## What the exercise asks:
Can you quote the records below in full, word for word?

## Begin Task inputs

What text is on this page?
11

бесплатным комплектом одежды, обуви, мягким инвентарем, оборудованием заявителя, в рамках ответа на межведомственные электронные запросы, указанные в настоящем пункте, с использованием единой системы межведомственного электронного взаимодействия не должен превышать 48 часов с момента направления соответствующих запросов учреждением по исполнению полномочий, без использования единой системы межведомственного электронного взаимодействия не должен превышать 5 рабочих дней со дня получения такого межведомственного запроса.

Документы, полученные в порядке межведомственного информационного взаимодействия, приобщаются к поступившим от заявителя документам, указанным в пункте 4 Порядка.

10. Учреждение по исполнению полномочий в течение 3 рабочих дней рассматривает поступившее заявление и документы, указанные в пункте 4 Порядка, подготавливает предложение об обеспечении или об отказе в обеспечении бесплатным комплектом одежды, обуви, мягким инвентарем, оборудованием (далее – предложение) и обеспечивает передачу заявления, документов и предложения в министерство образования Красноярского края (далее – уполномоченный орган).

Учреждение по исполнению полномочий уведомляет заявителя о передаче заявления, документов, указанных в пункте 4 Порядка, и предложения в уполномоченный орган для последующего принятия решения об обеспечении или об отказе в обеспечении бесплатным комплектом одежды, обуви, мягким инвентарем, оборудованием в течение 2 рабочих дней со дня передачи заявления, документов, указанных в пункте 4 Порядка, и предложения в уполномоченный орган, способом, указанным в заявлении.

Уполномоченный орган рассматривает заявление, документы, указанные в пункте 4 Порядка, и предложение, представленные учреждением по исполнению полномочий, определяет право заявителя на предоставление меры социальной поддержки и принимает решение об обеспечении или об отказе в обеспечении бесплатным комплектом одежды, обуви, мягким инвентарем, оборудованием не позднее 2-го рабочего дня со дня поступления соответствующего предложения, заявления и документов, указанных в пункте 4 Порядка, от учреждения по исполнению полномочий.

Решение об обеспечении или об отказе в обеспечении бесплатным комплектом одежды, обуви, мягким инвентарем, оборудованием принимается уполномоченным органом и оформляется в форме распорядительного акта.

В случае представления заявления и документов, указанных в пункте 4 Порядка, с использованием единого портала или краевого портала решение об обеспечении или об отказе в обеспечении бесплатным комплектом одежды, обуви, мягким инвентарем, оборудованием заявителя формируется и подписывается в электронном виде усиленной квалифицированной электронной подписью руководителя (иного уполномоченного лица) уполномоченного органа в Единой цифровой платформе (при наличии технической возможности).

## End Task inputs

## The solution:
What text is on this page?
11

бесплатным комплектом одежды, обуви, мягким инвентарем, оборудованием заявителя, в рамках ответа на межведомственные электронные запросы, указанные в настоящем пункте, с использованием единой системы межведомственного электронного взаимодействия не должен превышать 48 часов с момента направления соответствующих запросов учреждением по исполнению полномочий, без использования единой системы межведомственного электронного взаимодействия не должен превышать 5 рабочих дней со дня получения такого межведомственного запроса.

Документы, полученные в порядке межведомственного информационного взаимодействия, приобщаются к поступившим от заявителя документам, указанным в пункте 4 Порядка.

10. Учреждение по исполнению полномочий в течение 3 рабочих дней рассматривает поступившее заявление и документы, указанные в пункте 4 Порядка, подготавливает предложение об обеспечении или об отказе в обеспечении бесплатным комплектом одежды, обуви, мягким инвентарем, оборудованием (далее – предложение) и обеспечивает передачу заявления, документов и предложения в министерство образования Красноярского края (далее – уполномоченный орган).

Учреждение по исполнению полномочий уведомляет заявителя о передаче заявления, документов, указанных в пункте 4 Порядка, и предложения в уполномоченный орган для последующего принятия решения об обеспечении или об отказе в обеспечении бесплатным комплектом одежды, обуви, мягким инвентарем, оборудованием в течение 2 рабочих дней со дня передачи заявления, документов, указанных в пункте 4 Порядка, и предложения в уполномоченный орган, способом, указанным в заявлении.

Уполномоченный орган рассматривает заявление, документы, указанные в пункте 4 Порядка, и предложение, представленные учреждением по исполнению полномочий, определяет право заявителя на предоставление меры социальной поддержки и принимает решение об обеспечении или об отказе в обеспечении бесплатным комплектом одежды, обуви, мягким инвентарем, оборудованием не позднее 2-го рабочего дня со дня поступления соответствующего предложения, заявления и документов, указанных в пункте 4 Порядка, от учреждения по исполнению полномочий.

Решение об обеспечении или об отказе в обеспечении бесплатным комплектом одежды, обуви, мягким инвентарем, оборудованием принимается уполномоченным органом и оформляется в форме распорядительного акта.

В случае представления заявления и документов, указанных в пункте 4 Порядка, с использованием единого портала или краевого портала решение об обеспечении или об отказе в обеспечении бесплатным комплектом одежды, обуви, мягким инвентарем, оборудованием заявителя формируется и подписывается в электронном виде усиленной квалифицированной электронной подписью руководителя (иного уполномоченного лица) уполномоченного органа в Единой цифровой платформе (при наличии технической возможности).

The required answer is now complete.